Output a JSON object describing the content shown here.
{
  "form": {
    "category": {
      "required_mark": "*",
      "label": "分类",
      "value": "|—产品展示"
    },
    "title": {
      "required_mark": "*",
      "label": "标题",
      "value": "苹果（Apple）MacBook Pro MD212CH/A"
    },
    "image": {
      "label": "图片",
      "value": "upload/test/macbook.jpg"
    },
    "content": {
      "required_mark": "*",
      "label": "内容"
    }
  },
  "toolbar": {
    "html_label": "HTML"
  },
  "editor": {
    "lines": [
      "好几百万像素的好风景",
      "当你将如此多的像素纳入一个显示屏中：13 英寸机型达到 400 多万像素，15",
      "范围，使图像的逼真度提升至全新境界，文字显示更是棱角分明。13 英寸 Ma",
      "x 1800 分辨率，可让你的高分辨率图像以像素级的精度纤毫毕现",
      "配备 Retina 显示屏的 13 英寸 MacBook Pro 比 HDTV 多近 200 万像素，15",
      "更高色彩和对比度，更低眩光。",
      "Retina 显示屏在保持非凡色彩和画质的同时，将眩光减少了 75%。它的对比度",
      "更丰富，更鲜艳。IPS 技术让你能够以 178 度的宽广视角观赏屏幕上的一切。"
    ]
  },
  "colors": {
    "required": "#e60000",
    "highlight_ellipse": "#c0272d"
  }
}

* * * * *

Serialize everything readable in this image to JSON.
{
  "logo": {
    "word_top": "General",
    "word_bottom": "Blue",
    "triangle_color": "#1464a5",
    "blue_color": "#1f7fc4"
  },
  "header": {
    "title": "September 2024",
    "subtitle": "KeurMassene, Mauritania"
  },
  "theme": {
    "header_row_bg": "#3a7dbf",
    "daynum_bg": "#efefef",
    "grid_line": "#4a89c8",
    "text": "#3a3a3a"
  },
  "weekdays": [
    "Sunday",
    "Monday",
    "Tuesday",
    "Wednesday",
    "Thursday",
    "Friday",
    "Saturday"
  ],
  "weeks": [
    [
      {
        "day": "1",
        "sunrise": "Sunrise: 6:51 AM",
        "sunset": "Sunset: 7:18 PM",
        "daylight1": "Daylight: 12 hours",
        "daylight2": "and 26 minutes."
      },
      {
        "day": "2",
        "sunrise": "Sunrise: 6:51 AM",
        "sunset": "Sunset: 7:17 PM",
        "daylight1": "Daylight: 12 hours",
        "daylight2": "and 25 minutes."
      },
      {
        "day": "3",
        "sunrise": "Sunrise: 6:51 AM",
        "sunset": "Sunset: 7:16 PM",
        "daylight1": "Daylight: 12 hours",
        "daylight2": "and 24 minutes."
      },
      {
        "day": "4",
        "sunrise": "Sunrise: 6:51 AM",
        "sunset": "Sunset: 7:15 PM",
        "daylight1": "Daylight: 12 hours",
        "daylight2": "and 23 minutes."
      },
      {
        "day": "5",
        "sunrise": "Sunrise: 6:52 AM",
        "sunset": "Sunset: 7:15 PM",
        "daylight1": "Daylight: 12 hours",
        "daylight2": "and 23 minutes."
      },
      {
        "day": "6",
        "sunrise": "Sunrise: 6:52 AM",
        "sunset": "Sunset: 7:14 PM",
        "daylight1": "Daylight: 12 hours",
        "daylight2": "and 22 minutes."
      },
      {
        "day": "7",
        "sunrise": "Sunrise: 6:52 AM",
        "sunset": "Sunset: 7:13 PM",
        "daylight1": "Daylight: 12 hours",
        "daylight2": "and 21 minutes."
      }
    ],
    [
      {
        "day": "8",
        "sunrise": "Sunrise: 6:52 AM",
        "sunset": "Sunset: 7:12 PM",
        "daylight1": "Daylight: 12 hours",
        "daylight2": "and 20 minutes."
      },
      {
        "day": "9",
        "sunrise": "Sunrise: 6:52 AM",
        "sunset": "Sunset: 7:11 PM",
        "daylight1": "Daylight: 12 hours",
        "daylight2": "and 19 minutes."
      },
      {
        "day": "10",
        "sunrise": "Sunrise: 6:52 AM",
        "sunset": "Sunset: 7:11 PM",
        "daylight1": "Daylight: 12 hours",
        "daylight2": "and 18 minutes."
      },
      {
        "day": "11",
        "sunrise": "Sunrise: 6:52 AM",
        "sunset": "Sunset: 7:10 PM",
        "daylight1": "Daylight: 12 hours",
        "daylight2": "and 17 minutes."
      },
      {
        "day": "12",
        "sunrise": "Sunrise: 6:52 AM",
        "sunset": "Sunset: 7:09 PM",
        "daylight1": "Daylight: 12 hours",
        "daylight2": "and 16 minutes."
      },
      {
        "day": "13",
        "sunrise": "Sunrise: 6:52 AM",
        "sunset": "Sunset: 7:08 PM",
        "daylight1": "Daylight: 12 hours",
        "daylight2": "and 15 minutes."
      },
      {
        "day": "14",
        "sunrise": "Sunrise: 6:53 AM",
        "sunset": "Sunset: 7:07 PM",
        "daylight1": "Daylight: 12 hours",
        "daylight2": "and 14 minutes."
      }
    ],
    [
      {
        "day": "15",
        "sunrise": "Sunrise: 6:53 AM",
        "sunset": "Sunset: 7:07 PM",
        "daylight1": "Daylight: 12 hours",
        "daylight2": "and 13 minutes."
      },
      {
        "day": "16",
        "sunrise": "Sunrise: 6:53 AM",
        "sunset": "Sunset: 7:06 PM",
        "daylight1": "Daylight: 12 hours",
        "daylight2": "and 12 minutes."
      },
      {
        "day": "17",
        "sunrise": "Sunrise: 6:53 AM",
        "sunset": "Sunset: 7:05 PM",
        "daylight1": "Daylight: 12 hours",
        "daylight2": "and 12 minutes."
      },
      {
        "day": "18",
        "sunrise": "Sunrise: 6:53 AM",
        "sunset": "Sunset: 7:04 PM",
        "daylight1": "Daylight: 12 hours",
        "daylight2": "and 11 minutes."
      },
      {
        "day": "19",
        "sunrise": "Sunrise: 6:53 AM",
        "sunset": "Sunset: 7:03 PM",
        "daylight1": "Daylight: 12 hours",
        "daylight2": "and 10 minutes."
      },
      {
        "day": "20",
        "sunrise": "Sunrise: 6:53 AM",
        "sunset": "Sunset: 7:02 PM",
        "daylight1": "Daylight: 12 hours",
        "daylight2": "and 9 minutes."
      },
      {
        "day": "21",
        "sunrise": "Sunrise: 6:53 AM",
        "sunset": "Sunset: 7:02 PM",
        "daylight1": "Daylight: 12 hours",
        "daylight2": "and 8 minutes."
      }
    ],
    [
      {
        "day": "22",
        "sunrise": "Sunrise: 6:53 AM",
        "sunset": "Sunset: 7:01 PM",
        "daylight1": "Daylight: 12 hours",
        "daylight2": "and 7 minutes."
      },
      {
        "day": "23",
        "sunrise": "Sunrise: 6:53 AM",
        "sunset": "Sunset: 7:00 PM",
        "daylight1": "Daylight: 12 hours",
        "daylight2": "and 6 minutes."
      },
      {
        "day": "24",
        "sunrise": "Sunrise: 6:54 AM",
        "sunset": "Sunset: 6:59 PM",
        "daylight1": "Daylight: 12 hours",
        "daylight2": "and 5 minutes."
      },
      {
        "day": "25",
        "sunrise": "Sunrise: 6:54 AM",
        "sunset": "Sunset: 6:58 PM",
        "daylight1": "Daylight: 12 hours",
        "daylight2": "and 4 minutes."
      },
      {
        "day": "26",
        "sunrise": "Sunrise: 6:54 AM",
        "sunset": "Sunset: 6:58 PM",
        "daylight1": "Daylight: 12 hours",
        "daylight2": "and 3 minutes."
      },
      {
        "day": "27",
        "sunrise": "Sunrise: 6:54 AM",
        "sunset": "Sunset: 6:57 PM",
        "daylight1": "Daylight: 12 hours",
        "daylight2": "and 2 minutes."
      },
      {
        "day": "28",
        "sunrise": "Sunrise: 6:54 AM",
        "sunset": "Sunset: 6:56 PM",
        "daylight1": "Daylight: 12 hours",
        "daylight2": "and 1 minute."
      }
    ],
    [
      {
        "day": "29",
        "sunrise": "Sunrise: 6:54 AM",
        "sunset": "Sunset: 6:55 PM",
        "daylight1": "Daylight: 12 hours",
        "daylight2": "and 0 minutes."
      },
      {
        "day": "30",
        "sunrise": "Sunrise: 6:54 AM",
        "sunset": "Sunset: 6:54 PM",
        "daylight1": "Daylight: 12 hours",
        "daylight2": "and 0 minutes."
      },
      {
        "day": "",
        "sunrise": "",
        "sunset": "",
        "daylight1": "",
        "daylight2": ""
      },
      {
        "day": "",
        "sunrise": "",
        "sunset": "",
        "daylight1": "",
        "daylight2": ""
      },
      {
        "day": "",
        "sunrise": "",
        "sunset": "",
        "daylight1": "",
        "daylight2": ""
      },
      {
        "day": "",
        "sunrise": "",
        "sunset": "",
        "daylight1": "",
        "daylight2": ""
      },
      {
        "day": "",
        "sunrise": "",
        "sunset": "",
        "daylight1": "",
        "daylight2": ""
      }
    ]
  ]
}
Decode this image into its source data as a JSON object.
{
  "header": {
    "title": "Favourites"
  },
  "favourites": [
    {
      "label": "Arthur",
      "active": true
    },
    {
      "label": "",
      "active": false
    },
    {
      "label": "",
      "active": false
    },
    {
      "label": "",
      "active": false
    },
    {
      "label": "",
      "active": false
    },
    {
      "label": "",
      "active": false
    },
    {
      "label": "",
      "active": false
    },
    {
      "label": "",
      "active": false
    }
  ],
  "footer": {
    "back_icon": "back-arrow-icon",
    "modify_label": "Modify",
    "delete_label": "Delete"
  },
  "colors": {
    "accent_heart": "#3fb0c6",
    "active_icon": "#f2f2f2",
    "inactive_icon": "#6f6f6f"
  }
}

* * * * *

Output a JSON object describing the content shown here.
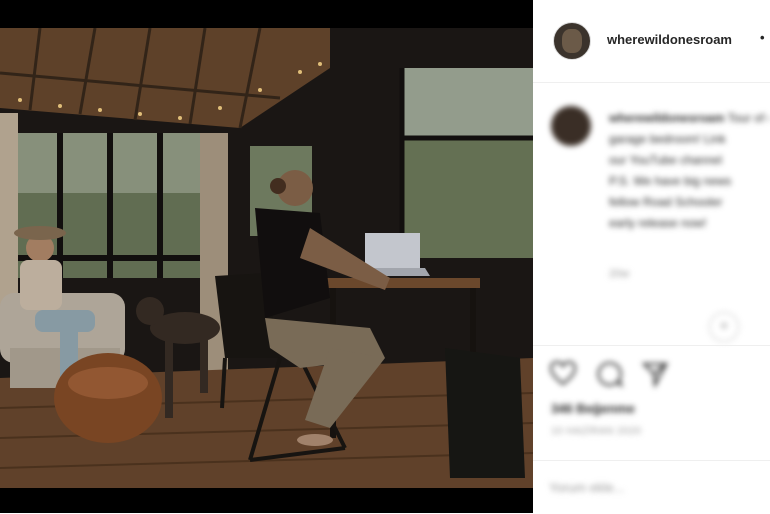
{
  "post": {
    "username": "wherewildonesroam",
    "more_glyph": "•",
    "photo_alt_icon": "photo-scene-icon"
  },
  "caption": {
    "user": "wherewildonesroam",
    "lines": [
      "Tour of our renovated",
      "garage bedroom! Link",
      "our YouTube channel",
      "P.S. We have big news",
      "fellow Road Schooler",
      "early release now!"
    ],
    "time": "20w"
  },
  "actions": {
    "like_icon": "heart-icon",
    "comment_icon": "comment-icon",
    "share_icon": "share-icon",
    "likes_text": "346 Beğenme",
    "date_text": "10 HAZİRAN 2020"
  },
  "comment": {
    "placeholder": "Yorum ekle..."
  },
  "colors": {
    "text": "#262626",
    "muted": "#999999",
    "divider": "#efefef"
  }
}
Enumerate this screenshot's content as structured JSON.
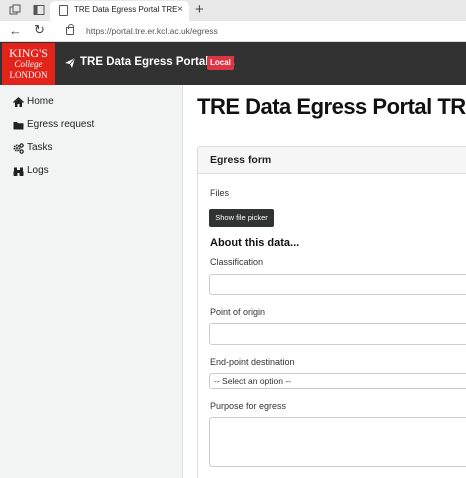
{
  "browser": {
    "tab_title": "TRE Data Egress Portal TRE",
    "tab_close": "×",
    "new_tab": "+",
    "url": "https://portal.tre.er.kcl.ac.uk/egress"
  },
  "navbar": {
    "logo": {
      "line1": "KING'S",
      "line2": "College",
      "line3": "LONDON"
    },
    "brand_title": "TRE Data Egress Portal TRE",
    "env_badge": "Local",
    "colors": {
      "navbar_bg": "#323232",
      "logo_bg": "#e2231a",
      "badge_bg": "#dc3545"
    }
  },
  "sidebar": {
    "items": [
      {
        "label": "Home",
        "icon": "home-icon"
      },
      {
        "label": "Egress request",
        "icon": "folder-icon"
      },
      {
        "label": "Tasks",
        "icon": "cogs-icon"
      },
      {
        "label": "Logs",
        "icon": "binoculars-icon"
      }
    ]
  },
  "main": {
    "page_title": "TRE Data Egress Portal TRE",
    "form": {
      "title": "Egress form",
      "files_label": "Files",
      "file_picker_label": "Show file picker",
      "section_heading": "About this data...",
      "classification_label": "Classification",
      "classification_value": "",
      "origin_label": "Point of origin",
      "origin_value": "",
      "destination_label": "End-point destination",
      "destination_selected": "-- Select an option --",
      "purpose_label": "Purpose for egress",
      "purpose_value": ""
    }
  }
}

* * * * *

TASK PROMPT:
Reply with nothing except the number of lines in the listing above that include the string "wherewildonesroam".

WRITTEN ANSWER:
2